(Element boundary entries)
** Begin **
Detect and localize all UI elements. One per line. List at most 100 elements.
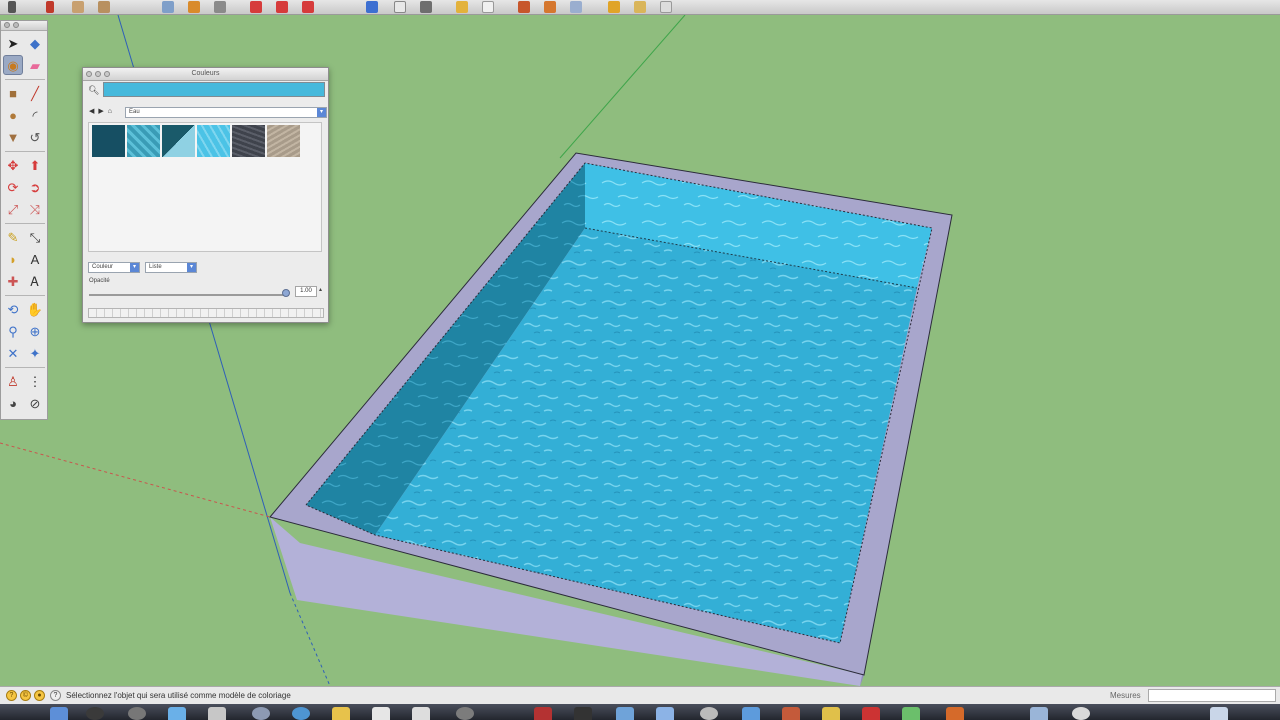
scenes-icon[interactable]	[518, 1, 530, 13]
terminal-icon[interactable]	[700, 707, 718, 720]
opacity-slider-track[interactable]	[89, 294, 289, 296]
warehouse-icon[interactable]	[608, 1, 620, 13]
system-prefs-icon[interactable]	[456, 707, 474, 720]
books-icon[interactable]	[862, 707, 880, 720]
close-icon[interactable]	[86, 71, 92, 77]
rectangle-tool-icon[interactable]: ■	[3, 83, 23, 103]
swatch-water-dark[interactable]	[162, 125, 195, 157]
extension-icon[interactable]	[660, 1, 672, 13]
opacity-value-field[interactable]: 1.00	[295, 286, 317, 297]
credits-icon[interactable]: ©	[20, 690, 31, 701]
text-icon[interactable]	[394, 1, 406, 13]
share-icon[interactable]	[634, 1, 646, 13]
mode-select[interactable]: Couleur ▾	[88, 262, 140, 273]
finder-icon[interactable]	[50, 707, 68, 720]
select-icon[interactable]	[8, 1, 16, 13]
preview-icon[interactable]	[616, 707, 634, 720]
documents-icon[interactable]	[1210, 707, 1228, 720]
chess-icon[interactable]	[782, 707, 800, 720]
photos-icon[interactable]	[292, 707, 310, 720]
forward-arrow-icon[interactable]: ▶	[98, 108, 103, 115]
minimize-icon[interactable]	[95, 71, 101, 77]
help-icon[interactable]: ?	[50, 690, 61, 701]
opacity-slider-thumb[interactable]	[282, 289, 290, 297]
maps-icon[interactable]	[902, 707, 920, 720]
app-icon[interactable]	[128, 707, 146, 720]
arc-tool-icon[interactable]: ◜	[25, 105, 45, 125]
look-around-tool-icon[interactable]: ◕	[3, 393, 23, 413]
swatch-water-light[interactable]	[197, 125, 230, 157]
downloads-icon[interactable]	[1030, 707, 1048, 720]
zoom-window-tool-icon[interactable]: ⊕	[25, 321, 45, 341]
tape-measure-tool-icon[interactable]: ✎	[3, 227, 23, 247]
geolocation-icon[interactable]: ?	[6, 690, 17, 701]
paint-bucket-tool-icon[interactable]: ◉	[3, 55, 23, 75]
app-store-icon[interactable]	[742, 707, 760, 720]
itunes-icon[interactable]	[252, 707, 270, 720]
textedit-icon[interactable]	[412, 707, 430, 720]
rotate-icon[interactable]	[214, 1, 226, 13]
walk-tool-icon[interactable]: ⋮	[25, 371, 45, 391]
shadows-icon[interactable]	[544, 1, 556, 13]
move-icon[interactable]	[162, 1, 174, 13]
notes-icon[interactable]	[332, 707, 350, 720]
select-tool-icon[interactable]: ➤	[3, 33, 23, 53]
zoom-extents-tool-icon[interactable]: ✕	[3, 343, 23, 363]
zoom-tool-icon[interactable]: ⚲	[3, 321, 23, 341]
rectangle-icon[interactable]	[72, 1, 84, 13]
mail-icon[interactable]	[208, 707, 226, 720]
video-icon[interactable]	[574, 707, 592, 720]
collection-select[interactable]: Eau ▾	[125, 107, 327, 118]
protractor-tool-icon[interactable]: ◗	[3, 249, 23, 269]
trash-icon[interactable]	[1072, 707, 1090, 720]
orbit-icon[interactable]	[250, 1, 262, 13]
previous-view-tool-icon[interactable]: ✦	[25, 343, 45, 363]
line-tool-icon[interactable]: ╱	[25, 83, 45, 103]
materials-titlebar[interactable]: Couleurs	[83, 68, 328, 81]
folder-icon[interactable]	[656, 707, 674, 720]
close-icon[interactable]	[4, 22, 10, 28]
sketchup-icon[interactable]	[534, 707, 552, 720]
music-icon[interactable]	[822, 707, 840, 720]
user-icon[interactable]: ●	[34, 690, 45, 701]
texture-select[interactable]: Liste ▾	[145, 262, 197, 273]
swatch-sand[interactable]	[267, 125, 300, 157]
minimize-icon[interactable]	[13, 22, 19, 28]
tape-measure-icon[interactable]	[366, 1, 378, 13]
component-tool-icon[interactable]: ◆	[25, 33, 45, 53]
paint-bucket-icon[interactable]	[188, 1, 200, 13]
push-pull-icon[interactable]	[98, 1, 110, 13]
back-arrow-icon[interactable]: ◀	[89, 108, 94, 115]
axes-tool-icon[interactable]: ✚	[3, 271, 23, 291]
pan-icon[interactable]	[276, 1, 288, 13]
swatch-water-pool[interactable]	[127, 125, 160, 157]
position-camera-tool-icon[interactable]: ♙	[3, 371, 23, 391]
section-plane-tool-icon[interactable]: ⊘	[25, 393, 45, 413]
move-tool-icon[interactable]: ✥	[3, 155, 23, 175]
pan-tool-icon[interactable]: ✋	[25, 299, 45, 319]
** End **
The exercise: Print every line of the entries above character for character, leaving out the pictures.

Reply:
Detect and localize all UI elements. One per line. List at most 100 elements.
scenes-icon[interactable]	[518, 1, 530, 13]
terminal-icon[interactable]	[700, 707, 718, 720]
opacity-slider-track[interactable]	[89, 294, 289, 296]
warehouse-icon[interactable]	[608, 1, 620, 13]
system-prefs-icon[interactable]	[456, 707, 474, 720]
books-icon[interactable]	[862, 707, 880, 720]
close-icon[interactable]	[86, 71, 92, 77]
rectangle-tool-icon[interactable]: ■	[3, 83, 23, 103]
swatch-water-dark[interactable]	[162, 125, 195, 157]
extension-icon[interactable]	[660, 1, 672, 13]
opacity-value-field[interactable]: 1.00	[295, 286, 317, 297]
credits-icon[interactable]: ©	[20, 690, 31, 701]
text-icon[interactable]	[394, 1, 406, 13]
share-icon[interactable]	[634, 1, 646, 13]
mode-select[interactable]: Couleur ▾	[88, 262, 140, 273]
finder-icon[interactable]	[50, 707, 68, 720]
select-icon[interactable]	[8, 1, 16, 13]
preview-icon[interactable]	[616, 707, 634, 720]
documents-icon[interactable]	[1210, 707, 1228, 720]
chess-icon[interactable]	[782, 707, 800, 720]
photos-icon[interactable]	[292, 707, 310, 720]
forward-arrow-icon[interactable]: ▶	[98, 108, 103, 115]
minimize-icon[interactable]	[95, 71, 101, 77]
help-icon[interactable]: ?	[50, 690, 61, 701]
opacity-slider-thumb[interactable]	[282, 289, 290, 297]
maps-icon[interactable]	[902, 707, 920, 720]
app-icon[interactable]	[128, 707, 146, 720]
arc-tool-icon[interactable]: ◜	[25, 105, 45, 125]
look-around-tool-icon[interactable]: ◕	[3, 393, 23, 413]
swatch-water-light[interactable]	[197, 125, 230, 157]
downloads-icon[interactable]	[1030, 707, 1048, 720]
zoom-window-tool-icon[interactable]: ⊕	[25, 321, 45, 341]
tape-measure-tool-icon[interactable]: ✎	[3, 227, 23, 247]
geolocation-icon[interactable]: ?	[6, 690, 17, 701]
paint-bucket-tool-icon[interactable]: ◉	[3, 55, 23, 75]
app-store-icon[interactable]	[742, 707, 760, 720]
itunes-icon[interactable]	[252, 707, 270, 720]
textedit-icon[interactable]	[412, 707, 430, 720]
rotate-icon[interactable]	[214, 1, 226, 13]
walk-tool-icon[interactable]: ⋮	[25, 371, 45, 391]
shadows-icon[interactable]	[544, 1, 556, 13]
move-icon[interactable]	[162, 1, 174, 13]
notes-icon[interactable]	[332, 707, 350, 720]
select-tool-icon[interactable]: ➤	[3, 33, 23, 53]
zoom-extents-tool-icon[interactable]: ✕	[3, 343, 23, 363]
zoom-tool-icon[interactable]: ⚲	[3, 321, 23, 341]
rectangle-icon[interactable]	[72, 1, 84, 13]
mail-icon[interactable]	[208, 707, 226, 720]
video-icon[interactable]	[574, 707, 592, 720]
collection-select[interactable]: Eau ▾	[125, 107, 327, 118]
protractor-tool-icon[interactable]: ◗	[3, 249, 23, 269]
trash-icon[interactable]	[1072, 707, 1090, 720]
orbit-icon[interactable]	[250, 1, 262, 13]
previous-view-tool-icon[interactable]: ✦	[25, 343, 45, 363]
line-tool-icon[interactable]: ╱	[25, 83, 45, 103]
materials-titlebar[interactable]: Couleurs	[83, 68, 328, 81]
folder-icon[interactable]	[656, 707, 674, 720]
close-icon[interactable]	[4, 22, 10, 28]
sketchup-icon[interactable]	[534, 707, 552, 720]
music-icon[interactable]	[822, 707, 840, 720]
user-icon[interactable]: ●	[34, 690, 45, 701]
texture-select[interactable]: Liste ▾	[145, 262, 197, 273]
swatch-sand[interactable]	[267, 125, 300, 157]
minimize-icon[interactable]	[13, 22, 19, 28]
tape-measure-icon[interactable]	[366, 1, 378, 13]
component-tool-icon[interactable]: ◆	[25, 33, 45, 53]
paint-bucket-icon[interactable]	[188, 1, 200, 13]
push-pull-icon[interactable]	[98, 1, 110, 13]
back-arrow-icon[interactable]: ◀	[89, 108, 94, 115]
axes-tool-icon[interactable]: ✚	[3, 271, 23, 291]
pan-icon[interactable]	[276, 1, 288, 13]
swatch-water-pool[interactable]	[127, 125, 160, 157]
position-camera-tool-icon[interactable]: ♙	[3, 371, 23, 391]
section-plane-tool-icon[interactable]: ⊘	[25, 393, 45, 413]
move-tool-icon[interactable]: ✥	[3, 155, 23, 175]
pan-tool-icon[interactable]: ✋	[25, 299, 45, 319]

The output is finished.